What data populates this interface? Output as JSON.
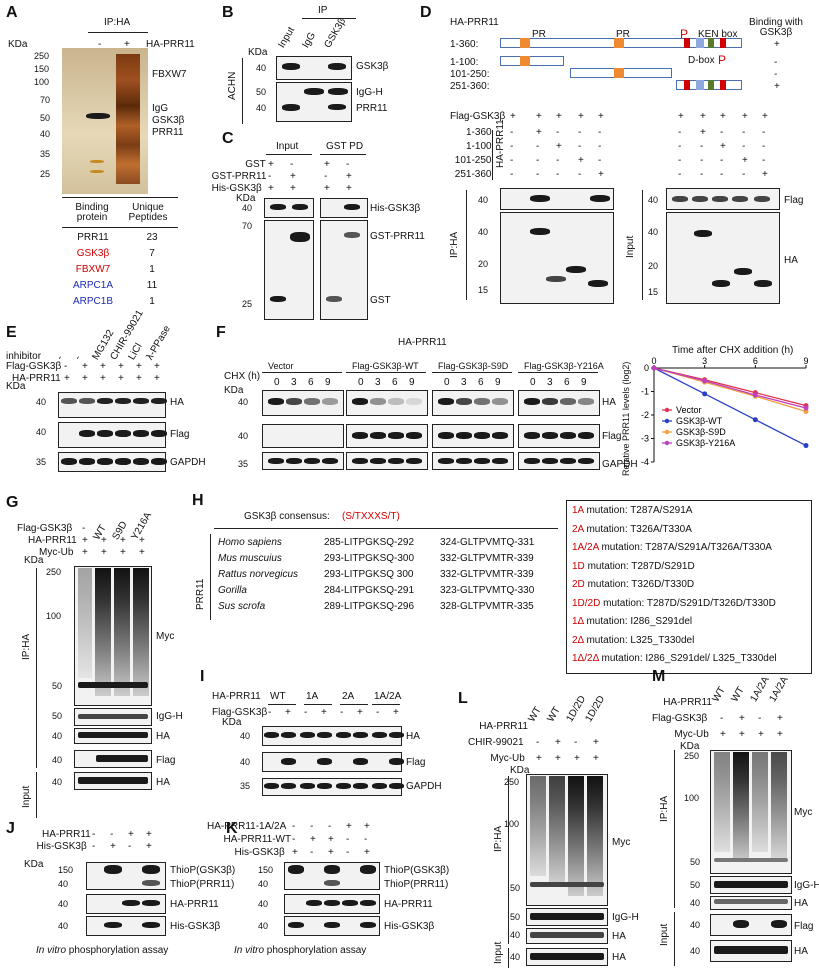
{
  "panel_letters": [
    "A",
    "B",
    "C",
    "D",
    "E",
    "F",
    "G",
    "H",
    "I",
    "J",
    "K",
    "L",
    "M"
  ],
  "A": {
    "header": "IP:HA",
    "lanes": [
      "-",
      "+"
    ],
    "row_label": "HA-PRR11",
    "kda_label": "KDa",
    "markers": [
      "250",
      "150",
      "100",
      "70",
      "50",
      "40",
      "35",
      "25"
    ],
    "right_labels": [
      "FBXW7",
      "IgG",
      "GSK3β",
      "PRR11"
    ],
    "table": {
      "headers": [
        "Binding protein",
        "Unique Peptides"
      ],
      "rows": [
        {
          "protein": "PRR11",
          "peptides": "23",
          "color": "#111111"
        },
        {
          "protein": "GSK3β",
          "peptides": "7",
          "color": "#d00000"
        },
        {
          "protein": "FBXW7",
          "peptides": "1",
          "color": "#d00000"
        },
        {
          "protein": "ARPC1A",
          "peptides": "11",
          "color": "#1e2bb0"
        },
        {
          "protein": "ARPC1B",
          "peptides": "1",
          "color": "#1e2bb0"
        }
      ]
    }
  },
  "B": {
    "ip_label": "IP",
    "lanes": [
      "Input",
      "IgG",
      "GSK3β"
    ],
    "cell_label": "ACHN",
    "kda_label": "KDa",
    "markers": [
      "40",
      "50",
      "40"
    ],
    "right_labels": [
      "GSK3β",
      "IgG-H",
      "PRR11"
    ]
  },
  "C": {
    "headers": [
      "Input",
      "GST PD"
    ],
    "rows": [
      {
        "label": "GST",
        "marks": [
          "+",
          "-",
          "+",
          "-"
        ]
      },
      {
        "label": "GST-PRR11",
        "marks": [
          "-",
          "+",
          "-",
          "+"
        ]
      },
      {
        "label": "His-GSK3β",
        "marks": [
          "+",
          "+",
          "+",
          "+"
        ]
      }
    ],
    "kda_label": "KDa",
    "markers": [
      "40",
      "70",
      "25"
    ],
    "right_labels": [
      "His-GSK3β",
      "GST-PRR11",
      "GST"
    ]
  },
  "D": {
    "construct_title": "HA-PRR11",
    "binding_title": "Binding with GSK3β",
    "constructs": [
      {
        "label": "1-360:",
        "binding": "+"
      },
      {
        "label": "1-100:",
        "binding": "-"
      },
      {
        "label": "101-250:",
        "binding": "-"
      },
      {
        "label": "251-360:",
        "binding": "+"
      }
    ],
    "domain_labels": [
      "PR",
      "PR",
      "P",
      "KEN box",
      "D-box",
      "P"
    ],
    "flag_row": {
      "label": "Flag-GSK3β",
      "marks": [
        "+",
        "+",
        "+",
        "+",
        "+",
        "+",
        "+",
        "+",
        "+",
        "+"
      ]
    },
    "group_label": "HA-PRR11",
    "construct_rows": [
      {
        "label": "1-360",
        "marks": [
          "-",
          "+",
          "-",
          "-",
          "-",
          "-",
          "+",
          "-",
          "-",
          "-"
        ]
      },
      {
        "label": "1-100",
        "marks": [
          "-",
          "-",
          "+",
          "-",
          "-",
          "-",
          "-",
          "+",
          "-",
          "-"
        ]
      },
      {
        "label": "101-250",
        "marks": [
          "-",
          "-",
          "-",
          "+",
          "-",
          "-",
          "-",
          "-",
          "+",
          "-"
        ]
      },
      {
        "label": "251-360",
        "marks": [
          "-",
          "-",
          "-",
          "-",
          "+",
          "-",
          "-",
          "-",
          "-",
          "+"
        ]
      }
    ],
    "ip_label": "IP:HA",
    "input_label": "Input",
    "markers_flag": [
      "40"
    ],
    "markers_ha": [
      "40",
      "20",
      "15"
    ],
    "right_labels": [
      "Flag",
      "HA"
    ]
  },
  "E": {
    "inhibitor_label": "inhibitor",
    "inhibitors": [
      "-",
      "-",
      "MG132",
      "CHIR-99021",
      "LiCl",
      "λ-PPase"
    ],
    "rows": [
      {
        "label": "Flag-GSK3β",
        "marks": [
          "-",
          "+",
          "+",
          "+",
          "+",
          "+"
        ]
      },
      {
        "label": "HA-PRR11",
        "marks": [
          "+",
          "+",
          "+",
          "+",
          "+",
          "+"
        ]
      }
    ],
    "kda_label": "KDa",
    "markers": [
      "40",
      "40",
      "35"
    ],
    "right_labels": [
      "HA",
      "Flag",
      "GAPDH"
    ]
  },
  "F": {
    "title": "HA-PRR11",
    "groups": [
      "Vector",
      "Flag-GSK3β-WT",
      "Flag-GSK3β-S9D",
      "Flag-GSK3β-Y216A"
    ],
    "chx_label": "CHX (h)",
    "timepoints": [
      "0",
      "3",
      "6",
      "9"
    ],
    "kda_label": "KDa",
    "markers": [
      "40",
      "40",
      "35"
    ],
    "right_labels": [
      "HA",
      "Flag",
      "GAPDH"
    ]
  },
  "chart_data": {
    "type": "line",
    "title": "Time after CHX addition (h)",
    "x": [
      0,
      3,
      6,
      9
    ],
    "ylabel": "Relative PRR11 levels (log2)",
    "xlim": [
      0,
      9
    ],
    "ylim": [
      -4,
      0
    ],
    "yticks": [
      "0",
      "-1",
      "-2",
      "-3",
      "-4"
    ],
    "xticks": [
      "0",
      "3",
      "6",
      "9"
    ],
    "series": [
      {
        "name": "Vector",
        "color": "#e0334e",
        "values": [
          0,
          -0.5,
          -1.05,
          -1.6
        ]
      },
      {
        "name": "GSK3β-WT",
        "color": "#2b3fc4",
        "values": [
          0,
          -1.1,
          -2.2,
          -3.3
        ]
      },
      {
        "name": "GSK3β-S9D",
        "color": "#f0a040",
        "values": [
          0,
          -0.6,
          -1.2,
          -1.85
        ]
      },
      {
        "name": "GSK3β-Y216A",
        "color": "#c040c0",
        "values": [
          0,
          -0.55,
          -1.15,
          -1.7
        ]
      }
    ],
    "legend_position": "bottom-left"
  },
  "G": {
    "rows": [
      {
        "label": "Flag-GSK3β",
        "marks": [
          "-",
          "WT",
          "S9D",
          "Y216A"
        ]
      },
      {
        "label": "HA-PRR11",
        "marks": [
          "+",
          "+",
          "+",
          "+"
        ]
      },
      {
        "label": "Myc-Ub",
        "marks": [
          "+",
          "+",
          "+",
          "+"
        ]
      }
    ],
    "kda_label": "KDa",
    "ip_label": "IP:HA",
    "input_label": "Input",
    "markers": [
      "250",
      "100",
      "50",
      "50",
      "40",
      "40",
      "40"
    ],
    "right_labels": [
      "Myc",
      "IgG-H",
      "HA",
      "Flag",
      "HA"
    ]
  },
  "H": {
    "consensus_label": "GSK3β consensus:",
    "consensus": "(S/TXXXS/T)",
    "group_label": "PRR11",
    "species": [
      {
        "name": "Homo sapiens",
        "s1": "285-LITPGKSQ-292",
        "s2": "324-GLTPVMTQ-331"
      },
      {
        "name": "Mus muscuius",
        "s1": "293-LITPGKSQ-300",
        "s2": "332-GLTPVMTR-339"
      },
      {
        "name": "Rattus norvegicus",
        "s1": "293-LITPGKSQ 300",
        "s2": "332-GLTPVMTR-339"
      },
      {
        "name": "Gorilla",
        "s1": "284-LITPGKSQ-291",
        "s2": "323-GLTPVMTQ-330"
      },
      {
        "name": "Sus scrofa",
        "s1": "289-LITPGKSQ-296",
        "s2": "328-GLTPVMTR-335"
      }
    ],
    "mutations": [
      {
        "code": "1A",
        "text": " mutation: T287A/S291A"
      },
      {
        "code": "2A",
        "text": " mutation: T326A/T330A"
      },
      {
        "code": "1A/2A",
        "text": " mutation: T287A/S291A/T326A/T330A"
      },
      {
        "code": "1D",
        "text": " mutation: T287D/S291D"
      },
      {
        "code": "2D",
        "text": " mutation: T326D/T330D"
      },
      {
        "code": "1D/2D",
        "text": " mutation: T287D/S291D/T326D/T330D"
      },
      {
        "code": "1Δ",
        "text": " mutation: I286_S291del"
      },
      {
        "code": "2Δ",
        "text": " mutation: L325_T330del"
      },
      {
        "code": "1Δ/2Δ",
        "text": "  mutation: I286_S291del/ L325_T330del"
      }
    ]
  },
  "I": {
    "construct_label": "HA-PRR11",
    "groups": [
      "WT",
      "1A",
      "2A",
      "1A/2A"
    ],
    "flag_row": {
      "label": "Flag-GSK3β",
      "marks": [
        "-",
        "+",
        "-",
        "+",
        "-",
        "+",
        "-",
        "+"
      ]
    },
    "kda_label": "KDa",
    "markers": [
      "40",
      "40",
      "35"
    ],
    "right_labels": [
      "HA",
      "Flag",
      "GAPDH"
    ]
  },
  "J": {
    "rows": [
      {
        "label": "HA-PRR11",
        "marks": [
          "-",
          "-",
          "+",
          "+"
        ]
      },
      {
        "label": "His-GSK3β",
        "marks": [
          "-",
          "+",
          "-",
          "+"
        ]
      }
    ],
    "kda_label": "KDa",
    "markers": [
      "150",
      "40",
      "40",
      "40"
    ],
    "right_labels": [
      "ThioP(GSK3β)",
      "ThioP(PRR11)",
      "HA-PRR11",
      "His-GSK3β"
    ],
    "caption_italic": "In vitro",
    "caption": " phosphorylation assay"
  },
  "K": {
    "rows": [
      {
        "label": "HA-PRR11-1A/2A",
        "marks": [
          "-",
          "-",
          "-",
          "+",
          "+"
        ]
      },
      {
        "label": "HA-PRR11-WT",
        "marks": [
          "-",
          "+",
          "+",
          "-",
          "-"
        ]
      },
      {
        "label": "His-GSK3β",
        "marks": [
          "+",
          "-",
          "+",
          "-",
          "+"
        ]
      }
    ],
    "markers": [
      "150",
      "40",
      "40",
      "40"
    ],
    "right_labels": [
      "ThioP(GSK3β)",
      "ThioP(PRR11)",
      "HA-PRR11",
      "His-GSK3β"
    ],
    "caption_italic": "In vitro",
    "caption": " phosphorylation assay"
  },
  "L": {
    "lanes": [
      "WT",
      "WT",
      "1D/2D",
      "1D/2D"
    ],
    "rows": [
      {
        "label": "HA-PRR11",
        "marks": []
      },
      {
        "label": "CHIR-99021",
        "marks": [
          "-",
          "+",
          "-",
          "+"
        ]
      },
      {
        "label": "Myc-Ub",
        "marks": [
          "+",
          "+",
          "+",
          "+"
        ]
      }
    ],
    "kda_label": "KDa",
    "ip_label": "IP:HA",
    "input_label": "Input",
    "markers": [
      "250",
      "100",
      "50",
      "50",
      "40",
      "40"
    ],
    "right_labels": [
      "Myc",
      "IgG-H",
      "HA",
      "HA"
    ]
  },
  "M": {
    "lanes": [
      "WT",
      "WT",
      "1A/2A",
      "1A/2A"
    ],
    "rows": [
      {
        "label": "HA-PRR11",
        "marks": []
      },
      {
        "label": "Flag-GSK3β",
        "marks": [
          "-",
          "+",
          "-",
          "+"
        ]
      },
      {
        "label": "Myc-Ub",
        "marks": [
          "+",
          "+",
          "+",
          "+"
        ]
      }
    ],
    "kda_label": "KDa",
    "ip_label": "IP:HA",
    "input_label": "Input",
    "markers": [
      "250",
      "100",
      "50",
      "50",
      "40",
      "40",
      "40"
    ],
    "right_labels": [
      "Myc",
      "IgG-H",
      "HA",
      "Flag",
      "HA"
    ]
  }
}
________________________
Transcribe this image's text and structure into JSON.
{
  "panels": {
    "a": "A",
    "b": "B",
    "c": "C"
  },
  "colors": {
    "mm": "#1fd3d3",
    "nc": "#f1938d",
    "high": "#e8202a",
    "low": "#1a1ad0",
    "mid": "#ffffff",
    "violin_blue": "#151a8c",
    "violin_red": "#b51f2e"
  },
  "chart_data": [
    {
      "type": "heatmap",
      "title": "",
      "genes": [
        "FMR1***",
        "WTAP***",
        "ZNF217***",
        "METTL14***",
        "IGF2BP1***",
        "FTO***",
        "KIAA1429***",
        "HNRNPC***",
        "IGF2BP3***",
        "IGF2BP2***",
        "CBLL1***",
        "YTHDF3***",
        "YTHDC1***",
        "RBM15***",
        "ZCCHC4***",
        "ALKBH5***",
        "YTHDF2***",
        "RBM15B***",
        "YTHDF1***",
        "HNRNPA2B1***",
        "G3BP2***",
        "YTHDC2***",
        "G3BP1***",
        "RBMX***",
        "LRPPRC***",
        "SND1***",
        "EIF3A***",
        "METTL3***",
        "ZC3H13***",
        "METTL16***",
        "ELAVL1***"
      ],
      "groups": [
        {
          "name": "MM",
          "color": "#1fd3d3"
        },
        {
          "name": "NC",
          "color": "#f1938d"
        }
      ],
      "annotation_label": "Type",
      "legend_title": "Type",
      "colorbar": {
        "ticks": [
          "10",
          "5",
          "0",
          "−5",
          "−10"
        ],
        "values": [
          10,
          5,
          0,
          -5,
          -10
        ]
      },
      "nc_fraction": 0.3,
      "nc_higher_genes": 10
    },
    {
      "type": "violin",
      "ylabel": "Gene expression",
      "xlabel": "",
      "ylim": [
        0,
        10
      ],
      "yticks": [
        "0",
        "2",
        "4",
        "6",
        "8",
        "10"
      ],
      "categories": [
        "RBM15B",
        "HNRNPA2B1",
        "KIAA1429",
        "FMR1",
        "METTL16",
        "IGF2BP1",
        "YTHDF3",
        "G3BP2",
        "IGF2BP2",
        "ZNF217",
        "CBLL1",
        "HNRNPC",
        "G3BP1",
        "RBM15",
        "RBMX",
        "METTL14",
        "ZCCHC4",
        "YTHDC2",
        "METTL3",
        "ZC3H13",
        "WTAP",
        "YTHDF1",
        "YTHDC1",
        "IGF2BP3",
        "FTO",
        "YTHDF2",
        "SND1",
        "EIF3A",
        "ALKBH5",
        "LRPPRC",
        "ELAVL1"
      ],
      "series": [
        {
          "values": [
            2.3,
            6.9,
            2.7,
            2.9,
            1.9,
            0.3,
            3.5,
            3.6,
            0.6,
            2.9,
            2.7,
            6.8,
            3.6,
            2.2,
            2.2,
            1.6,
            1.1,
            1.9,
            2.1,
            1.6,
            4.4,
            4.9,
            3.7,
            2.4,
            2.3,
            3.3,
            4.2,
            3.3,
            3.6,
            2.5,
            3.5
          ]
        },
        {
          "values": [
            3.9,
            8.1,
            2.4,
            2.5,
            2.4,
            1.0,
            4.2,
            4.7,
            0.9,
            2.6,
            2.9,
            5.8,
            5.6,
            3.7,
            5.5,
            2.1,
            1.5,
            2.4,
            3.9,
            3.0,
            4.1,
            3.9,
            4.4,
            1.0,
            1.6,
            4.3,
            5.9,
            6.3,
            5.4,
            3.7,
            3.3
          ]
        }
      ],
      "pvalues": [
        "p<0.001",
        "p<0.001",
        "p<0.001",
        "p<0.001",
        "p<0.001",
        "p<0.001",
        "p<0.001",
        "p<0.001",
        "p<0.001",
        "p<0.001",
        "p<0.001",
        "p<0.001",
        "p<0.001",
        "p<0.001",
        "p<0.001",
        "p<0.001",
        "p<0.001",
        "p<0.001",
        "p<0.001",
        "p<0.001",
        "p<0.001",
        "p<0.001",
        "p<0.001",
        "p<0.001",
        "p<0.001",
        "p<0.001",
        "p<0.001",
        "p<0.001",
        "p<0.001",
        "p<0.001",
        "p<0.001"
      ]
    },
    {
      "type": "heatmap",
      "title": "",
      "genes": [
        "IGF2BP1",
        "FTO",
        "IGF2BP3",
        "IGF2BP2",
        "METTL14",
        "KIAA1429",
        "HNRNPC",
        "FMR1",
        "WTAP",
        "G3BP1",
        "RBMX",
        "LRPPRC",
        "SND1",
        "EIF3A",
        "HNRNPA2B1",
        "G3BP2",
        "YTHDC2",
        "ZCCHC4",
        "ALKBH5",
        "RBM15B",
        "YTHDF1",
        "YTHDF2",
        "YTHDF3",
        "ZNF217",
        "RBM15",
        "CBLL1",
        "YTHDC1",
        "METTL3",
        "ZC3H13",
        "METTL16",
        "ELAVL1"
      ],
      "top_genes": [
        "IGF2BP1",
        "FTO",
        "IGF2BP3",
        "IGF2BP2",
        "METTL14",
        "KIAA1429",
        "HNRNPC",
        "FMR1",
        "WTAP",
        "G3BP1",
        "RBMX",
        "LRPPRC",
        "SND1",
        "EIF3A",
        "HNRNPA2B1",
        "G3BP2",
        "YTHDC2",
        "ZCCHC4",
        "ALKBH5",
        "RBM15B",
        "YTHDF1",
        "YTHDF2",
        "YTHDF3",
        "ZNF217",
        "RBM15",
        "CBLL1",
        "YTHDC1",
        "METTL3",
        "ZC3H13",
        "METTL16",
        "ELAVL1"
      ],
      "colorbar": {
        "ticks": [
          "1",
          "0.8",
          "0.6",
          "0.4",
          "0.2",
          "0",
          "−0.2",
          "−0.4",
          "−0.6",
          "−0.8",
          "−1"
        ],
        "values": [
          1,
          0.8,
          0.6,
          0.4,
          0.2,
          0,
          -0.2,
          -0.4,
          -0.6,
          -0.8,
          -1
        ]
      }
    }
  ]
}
________________________
* _EXERCISE_: With the string "name" as the key, filter the data above and show the lines that match.

* _EXERCISE OUTPUT_:
        "name": "Vector",
        "name": "GSK3β-WT",
        "name": "GSK3β-S9D",
        "name": "GSK3β-Y216A",
        "name": "Homo sapiens",
        "name": "Mus muscuius",
        "name": "Rattus norvegicus",
        "name": "Gorilla",
        "name": "Sus scrofa",
          "name": "MM",
          "name": "NC",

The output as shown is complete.